◆ **Exercise input**
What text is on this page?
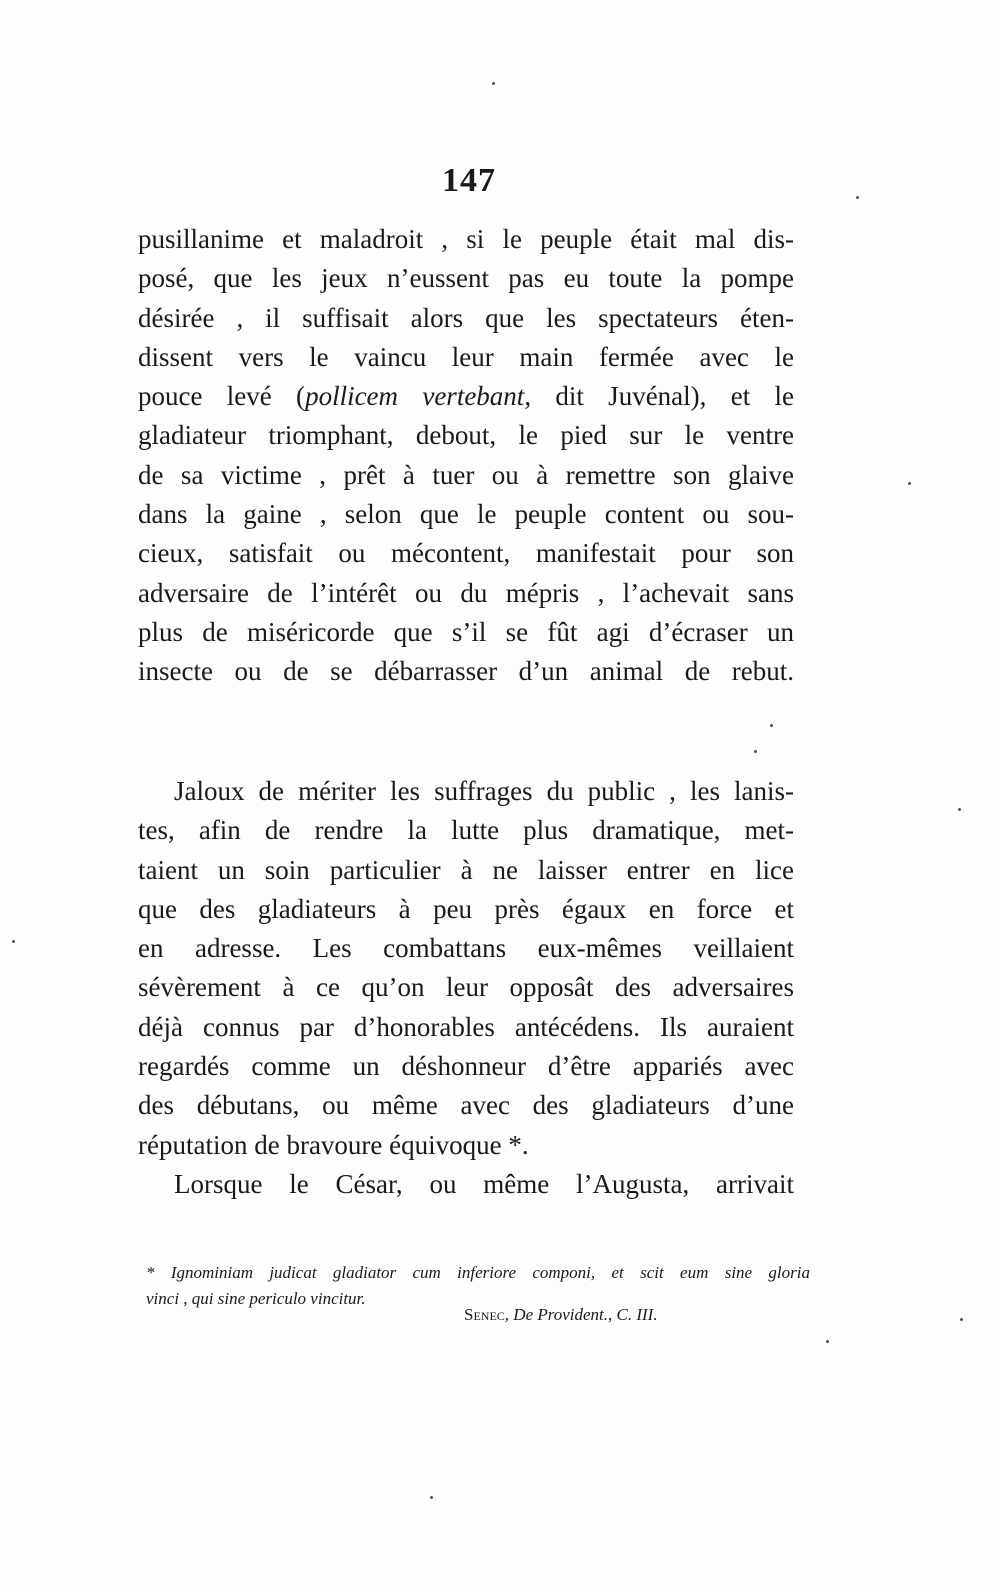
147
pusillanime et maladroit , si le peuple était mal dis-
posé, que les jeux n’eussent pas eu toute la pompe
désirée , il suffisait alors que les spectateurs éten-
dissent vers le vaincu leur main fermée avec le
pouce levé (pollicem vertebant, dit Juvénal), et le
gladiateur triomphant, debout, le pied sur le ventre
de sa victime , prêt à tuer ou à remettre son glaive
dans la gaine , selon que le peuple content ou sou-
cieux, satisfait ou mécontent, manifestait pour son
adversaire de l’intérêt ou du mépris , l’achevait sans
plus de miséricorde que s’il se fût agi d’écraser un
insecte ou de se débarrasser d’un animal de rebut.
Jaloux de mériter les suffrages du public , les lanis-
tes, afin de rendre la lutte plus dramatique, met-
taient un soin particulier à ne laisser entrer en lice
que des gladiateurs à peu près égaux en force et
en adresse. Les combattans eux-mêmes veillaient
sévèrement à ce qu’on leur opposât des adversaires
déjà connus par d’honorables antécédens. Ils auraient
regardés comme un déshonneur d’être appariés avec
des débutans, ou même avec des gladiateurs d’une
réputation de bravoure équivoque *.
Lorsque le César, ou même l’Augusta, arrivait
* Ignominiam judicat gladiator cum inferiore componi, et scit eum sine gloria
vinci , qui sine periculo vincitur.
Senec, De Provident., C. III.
---
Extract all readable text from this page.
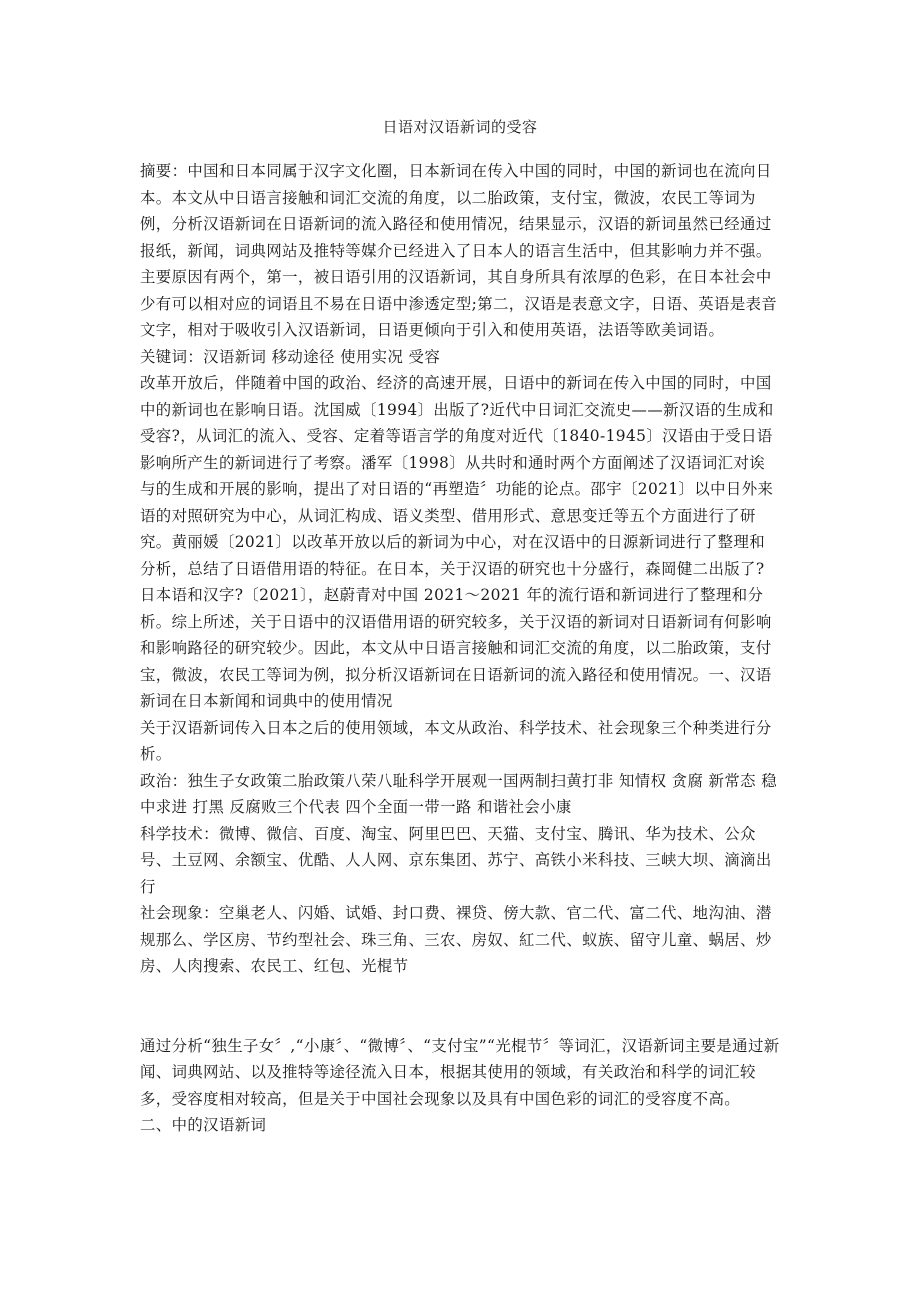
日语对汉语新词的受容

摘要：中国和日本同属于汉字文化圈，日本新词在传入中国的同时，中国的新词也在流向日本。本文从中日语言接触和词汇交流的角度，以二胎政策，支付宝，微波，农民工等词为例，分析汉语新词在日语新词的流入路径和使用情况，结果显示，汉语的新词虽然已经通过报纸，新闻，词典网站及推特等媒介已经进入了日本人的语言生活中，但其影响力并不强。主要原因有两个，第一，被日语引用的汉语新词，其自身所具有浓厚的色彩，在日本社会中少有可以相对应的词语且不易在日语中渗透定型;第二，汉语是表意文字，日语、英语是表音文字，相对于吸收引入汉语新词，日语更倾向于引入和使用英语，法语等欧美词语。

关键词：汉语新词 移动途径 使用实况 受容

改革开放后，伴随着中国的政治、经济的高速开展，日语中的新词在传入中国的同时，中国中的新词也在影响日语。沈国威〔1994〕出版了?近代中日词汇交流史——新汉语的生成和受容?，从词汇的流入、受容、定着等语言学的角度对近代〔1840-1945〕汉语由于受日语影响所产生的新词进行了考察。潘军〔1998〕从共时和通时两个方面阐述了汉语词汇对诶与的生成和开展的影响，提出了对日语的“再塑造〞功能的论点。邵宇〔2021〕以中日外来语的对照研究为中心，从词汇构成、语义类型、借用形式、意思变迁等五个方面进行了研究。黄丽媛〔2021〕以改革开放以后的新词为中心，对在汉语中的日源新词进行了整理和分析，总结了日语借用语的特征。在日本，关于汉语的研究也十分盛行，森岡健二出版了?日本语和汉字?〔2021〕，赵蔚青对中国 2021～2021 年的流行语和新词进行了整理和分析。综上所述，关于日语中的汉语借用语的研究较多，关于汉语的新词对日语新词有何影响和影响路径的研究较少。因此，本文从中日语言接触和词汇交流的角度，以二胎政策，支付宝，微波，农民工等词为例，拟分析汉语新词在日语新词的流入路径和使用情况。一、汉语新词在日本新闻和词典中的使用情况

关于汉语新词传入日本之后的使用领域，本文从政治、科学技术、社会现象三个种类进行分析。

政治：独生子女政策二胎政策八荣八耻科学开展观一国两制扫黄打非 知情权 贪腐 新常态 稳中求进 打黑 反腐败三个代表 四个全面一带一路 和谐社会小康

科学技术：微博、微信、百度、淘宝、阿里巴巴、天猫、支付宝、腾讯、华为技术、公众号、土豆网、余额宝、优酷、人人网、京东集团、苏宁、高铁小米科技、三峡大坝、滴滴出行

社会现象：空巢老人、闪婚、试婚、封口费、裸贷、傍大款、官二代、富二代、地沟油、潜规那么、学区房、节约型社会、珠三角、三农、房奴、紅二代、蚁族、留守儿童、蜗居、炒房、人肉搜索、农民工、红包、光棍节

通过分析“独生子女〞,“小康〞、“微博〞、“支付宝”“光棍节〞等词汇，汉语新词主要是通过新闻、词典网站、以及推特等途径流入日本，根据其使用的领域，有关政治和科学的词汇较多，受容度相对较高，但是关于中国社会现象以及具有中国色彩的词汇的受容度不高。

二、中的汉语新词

◆ **Short task**
Tell how many lines above contain the word "gladiateurs". Give the number alone.

◆ **Exercise solution**
2